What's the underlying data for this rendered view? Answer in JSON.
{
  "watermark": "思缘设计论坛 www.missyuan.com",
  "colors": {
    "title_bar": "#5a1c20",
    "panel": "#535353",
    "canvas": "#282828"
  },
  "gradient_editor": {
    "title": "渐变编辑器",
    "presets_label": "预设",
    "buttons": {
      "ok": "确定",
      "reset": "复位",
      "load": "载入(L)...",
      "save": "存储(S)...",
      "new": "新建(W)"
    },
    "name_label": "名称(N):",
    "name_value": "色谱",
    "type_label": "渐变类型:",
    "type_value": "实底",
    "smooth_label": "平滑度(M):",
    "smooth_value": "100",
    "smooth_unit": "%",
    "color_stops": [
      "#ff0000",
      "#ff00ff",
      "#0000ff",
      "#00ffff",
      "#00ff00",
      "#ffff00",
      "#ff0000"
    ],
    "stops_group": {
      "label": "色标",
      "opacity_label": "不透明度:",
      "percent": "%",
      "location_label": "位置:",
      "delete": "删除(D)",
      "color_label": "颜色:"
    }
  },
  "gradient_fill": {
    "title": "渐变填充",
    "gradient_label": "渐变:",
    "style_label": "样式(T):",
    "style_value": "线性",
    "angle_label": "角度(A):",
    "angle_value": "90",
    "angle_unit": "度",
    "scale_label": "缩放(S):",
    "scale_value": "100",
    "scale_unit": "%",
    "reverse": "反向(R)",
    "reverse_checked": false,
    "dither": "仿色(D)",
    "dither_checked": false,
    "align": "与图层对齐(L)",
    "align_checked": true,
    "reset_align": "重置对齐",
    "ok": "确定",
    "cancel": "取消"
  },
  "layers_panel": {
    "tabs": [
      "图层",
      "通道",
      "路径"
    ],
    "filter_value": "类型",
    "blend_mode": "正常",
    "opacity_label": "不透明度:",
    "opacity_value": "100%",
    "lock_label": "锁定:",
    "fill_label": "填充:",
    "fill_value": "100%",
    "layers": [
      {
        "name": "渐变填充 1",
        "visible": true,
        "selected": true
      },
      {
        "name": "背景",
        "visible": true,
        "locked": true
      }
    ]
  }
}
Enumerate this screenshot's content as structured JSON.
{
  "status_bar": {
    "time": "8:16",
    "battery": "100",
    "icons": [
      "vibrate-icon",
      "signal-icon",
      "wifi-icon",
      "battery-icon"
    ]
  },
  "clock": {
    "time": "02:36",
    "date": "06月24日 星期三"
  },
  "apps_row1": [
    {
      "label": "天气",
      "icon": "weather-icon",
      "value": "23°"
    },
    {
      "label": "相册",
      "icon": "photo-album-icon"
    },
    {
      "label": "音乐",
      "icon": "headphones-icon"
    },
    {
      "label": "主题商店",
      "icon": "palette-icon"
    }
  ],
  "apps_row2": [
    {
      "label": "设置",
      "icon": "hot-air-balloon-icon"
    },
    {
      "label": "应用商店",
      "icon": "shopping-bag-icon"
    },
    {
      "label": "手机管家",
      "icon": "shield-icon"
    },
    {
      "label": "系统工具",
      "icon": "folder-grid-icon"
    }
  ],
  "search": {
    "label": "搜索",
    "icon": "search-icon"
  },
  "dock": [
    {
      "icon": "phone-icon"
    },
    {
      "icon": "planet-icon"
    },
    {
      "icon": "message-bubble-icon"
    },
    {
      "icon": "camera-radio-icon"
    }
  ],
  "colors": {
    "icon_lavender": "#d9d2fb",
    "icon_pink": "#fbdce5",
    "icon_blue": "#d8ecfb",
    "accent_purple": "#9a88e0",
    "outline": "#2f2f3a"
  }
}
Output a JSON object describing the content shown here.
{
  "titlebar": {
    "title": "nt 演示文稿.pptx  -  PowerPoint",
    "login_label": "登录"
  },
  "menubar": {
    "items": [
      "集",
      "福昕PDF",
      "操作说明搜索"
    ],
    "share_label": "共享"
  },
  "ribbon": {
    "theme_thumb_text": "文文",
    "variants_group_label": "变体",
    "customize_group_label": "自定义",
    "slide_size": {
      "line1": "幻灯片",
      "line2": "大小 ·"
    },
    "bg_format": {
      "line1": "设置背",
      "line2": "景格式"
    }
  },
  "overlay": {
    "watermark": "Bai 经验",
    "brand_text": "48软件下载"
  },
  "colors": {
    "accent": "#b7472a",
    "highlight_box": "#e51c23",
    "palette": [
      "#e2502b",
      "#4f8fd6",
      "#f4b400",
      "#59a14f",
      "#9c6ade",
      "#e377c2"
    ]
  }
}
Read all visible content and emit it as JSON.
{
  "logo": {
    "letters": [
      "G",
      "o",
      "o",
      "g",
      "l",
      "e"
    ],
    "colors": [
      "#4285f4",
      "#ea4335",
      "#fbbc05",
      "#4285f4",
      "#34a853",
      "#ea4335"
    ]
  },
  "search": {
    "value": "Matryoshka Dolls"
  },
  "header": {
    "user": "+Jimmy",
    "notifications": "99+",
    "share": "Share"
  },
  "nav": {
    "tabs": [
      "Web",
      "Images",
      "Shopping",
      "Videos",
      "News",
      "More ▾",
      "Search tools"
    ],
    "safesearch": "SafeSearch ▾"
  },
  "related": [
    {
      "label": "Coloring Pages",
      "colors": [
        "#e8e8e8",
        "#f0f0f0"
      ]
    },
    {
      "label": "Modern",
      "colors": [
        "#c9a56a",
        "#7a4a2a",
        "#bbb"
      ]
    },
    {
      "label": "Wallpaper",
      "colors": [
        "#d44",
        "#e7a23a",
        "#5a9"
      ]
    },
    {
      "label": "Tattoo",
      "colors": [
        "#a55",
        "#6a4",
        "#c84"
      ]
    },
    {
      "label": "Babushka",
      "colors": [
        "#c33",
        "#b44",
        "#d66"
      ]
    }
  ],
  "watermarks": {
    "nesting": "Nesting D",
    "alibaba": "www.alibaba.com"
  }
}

=====

REQUIRED TASK
Word for word, write out the data.

RESPONSE TO THE TASK
What's the underlying data for this rendered view? Answer in JSON.
{
  "watermark": "思缘设计论坛 www.missyuan.com",
  "colors": {
    "title_bar": "#5a1c20",
    "panel": "#535353",
    "canvas": "#282828"
  },
  "gradient_editor": {
    "title": "渐变编辑器",
    "presets_label": "预设",
    "buttons": {
      "ok": "确定",
      "reset": "复位",
      "load": "载入(L)...",
      "save": "存储(S)...",
      "new": "新建(W)"
    },
    "name_label": "名称(N):",
    "name_value": "色谱",
    "type_label": "渐变类型:",
    "type_value": "实底",
    "smooth_label": "平滑度(M):",
    "smooth_value": "100",
    "smooth_unit": "%",
    "color_stops": [
      "#ff0000",
      "#ff00ff",
      "#0000ff",
      "#00ffff",
      "#00ff00",
      "#ffff00",
      "#ff0000"
    ],
    "stops_group": {
      "label": "色标",
      "opacity_label": "不透明度:",
      "percent": "%",
      "location_label": "位置:",
      "delete": "删除(D)",
      "color_label": "颜色:"
    }
  },
  "gradient_fill": {
    "title": "渐变填充",
    "gradient_label": "渐变:",
    "style_label": "样式(T):",
    "style_value": "线性",
    "angle_label": "角度(A):",
    "angle_value": "90",
    "angle_unit": "度",
    "scale_label": "缩放(S):",
    "scale_value": "100",
    "scale_unit": "%",
    "reverse": "反向(R)",
    "reverse_checked": false,
    "dither": "仿色(D)",
    "dither_checked": false,
    "align": "与图层对齐(L)",
    "align_checked": true,
    "reset_align": "重置对齐",
    "ok": "确定",
    "cancel": "取消"
  },
  "layers_panel": {
    "tabs": [
      "图层",
      "通道",
      "路径"
    ],
    "filter_value": "类型",
    "blend_mode": "正常",
    "opacity_label": "不透明度:",
    "opacity_value": "100%",
    "lock_label": "锁定:",
    "fill_label": "填充:",
    "fill_value": "100%",
    "layers": [
      {
        "name": "渐变填充 1",
        "visible": true,
        "selected": true
      },
      {
        "name": "背景",
        "visible": true,
        "locked": true
      }
    ]
  }
}
Enumerate this screenshot's content as structured JSON.
{
  "status_bar": {
    "time": "8:16",
    "battery": "100",
    "icons": [
      "vibrate-icon",
      "signal-icon",
      "wifi-icon",
      "battery-icon"
    ]
  },
  "clock": {
    "time": "02:36",
    "date": "06月24日 星期三"
  },
  "apps_row1": [
    {
      "label": "天气",
      "icon": "weather-icon",
      "value": "23°"
    },
    {
      "label": "相册",
      "icon": "photo-album-icon"
    },
    {
      "label": "音乐",
      "icon": "headphones-icon"
    },
    {
      "label": "主题商店",
      "icon": "palette-icon"
    }
  ],
  "apps_row2": [
    {
      "label": "设置",
      "icon": "hot-air-balloon-icon"
    },
    {
      "label": "应用商店",
      "icon": "shopping-bag-icon"
    },
    {
      "label": "手机管家",
      "icon": "shield-icon"
    },
    {
      "label": "系统工具",
      "icon": "folder-grid-icon"
    }
  ],
  "search": {
    "label": "搜索",
    "icon": "search-icon"
  },
  "dock": [
    {
      "icon": "phone-icon"
    },
    {
      "icon": "planet-icon"
    },
    {
      "icon": "message-bubble-icon"
    },
    {
      "icon": "camera-radio-icon"
    }
  ],
  "colors": {
    "icon_lavender": "#d9d2fb",
    "icon_pink": "#fbdce5",
    "icon_blue": "#d8ecfb",
    "accent_purple": "#9a88e0",
    "outline": "#2f2f3a"
  }
}
Output a JSON object describing the content shown here.
{
  "titlebar": {
    "title": "nt 演示文稿.pptx  -  PowerPoint",
    "login_label": "登录"
  },
  "menubar": {
    "items": [
      "集",
      "福昕PDF",
      "操作说明搜索"
    ],
    "share_label": "共享"
  },
  "ribbon": {
    "theme_thumb_text": "文文",
    "variants_group_label": "变体",
    "customize_group_label": "自定义",
    "slide_size": {
      "line1": "幻灯片",
      "line2": "大小 ·"
    },
    "bg_format": {
      "line1": "设置背",
      "line2": "景格式"
    }
  },
  "overlay": {
    "watermark": "Bai 经验",
    "brand_text": "48软件下载"
  },
  "colors": {
    "accent": "#b7472a",
    "highlight_box": "#e51c23",
    "palette": [
      "#e2502b",
      "#4f8fd6",
      "#f4b400",
      "#59a14f",
      "#9c6ade",
      "#e377c2"
    ]
  }
}
Read all visible content and emit it as JSON.
{
  "logo": {
    "letters": [
      "G",
      "o",
      "o",
      "g",
      "l",
      "e"
    ],
    "colors": [
      "#4285f4",
      "#ea4335",
      "#fbbc05",
      "#4285f4",
      "#34a853",
      "#ea4335"
    ]
  },
  "search": {
    "value": "Matryoshka Dolls"
  },
  "header": {
    "user": "+Jimmy",
    "notifications": "99+",
    "share": "Share"
  },
  "nav": {
    "tabs": [
      "Web",
      "Images",
      "Shopping",
      "Videos",
      "News",
      "More ▾",
      "Search tools"
    ],
    "safesearch": "SafeSearch ▾"
  },
  "related": [
    {
      "label": "Coloring Pages",
      "colors": [
        "#e8e8e8",
        "#f0f0f0"
      ]
    },
    {
      "label": "Modern",
      "colors": [
        "#c9a56a",
        "#7a4a2a",
        "#bbb"
      ]
    },
    {
      "label": "Wallpaper",
      "colors": [
        "#d44",
        "#e7a23a",
        "#5a9"
      ]
    },
    {
      "label": "Tattoo",
      "colors": [
        "#a55",
        "#6a4",
        "#c84"
      ]
    },
    {
      "label": "Babushka",
      "colors": [
        "#c33",
        "#b44",
        "#d66"
      ]
    }
  ],
  "watermarks": {
    "nesting": "Nesting D",
    "alibaba": "www.alibaba.com"
  }
}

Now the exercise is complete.